*SUPPLIED DATA:*
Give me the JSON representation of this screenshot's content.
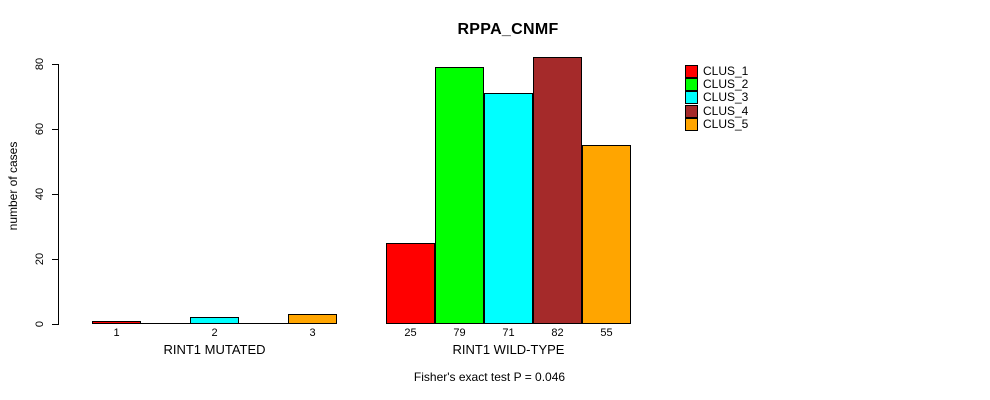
{
  "page": {
    "background": "#ffffff"
  },
  "chart_data": {
    "type": "bar",
    "title": "RPPA_CNMF",
    "ylabel": "number of cases",
    "xlabel": "",
    "ylim": [
      0,
      80
    ],
    "yticks": [
      0,
      20,
      40,
      60,
      80
    ],
    "grid": false,
    "legend_position": "right",
    "series_names": [
      "CLUS_1",
      "CLUS_2",
      "CLUS_3",
      "CLUS_4",
      "CLUS_5"
    ],
    "series_colors": [
      "#ff0000",
      "#00ff00",
      "#00ffff",
      "#a52a2a",
      "#ffa500"
    ],
    "axis_color": "#000000",
    "groups": [
      {
        "label": "RINT1 MUTATED",
        "values": [
          1,
          0,
          2,
          0,
          3
        ],
        "bar_labels": [
          "1",
          "",
          "2",
          "",
          "3"
        ]
      },
      {
        "label": "RINT1 WILD-TYPE",
        "values": [
          25,
          79,
          71,
          82,
          55
        ],
        "bar_labels": [
          "25",
          "79",
          "71",
          "82",
          "55"
        ]
      }
    ]
  },
  "footnote": "Fisher's exact test P = 0.046"
}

*WRITTEN PROBLEM:* In your copy, leave out the pictures and reproduce the material above exactly.

*EXERCISE ANSWER:*
Give me the JSON representation of this screenshot's content.
{
  "page": {
    "background": "#ffffff"
  },
  "chart_data": {
    "type": "bar",
    "title": "RPPA_CNMF",
    "ylabel": "number of cases",
    "xlabel": "",
    "ylim": [
      0,
      80
    ],
    "yticks": [
      0,
      20,
      40,
      60,
      80
    ],
    "grid": false,
    "legend_position": "right",
    "series_names": [
      "CLUS_1",
      "CLUS_2",
      "CLUS_3",
      "CLUS_4",
      "CLUS_5"
    ],
    "series_colors": [
      "#ff0000",
      "#00ff00",
      "#00ffff",
      "#a52a2a",
      "#ffa500"
    ],
    "axis_color": "#000000",
    "groups": [
      {
        "label": "RINT1 MUTATED",
        "values": [
          1,
          0,
          2,
          0,
          3
        ],
        "bar_labels": [
          "1",
          "",
          "2",
          "",
          "3"
        ]
      },
      {
        "label": "RINT1 WILD-TYPE",
        "values": [
          25,
          79,
          71,
          82,
          55
        ],
        "bar_labels": [
          "25",
          "79",
          "71",
          "82",
          "55"
        ]
      }
    ]
  },
  "footnote": "Fisher's exact test P = 0.046"
}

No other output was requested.